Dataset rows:
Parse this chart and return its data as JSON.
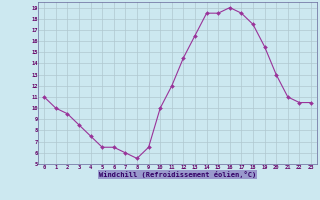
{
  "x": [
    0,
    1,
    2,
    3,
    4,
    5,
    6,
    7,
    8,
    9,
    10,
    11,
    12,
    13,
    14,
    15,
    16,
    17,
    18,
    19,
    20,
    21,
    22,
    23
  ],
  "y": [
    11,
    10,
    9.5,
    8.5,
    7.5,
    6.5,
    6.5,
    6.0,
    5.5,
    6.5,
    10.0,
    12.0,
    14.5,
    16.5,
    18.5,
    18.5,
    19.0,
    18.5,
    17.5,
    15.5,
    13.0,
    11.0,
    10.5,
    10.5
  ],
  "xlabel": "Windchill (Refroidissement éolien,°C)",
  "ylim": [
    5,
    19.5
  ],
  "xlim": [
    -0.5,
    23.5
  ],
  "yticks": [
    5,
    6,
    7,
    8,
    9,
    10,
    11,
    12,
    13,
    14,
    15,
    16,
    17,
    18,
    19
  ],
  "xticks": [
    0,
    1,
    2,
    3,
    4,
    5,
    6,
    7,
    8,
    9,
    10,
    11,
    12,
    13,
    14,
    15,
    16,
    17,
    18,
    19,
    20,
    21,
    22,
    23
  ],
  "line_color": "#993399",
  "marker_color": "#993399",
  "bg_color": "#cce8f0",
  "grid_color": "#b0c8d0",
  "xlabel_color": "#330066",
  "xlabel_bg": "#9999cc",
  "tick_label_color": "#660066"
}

Problem: Set down the records in full and exactly. Do not carry over any image.

Exercise solution:
Parse this chart and return its data as JSON.
{
  "x": [
    0,
    1,
    2,
    3,
    4,
    5,
    6,
    7,
    8,
    9,
    10,
    11,
    12,
    13,
    14,
    15,
    16,
    17,
    18,
    19,
    20,
    21,
    22,
    23
  ],
  "y": [
    11,
    10,
    9.5,
    8.5,
    7.5,
    6.5,
    6.5,
    6.0,
    5.5,
    6.5,
    10.0,
    12.0,
    14.5,
    16.5,
    18.5,
    18.5,
    19.0,
    18.5,
    17.5,
    15.5,
    13.0,
    11.0,
    10.5,
    10.5
  ],
  "xlabel": "Windchill (Refroidissement éolien,°C)",
  "ylim": [
    5,
    19.5
  ],
  "xlim": [
    -0.5,
    23.5
  ],
  "yticks": [
    5,
    6,
    7,
    8,
    9,
    10,
    11,
    12,
    13,
    14,
    15,
    16,
    17,
    18,
    19
  ],
  "xticks": [
    0,
    1,
    2,
    3,
    4,
    5,
    6,
    7,
    8,
    9,
    10,
    11,
    12,
    13,
    14,
    15,
    16,
    17,
    18,
    19,
    20,
    21,
    22,
    23
  ],
  "line_color": "#993399",
  "marker_color": "#993399",
  "bg_color": "#cce8f0",
  "grid_color": "#b0c8d0",
  "xlabel_color": "#330066",
  "xlabel_bg": "#9999cc",
  "tick_label_color": "#660066"
}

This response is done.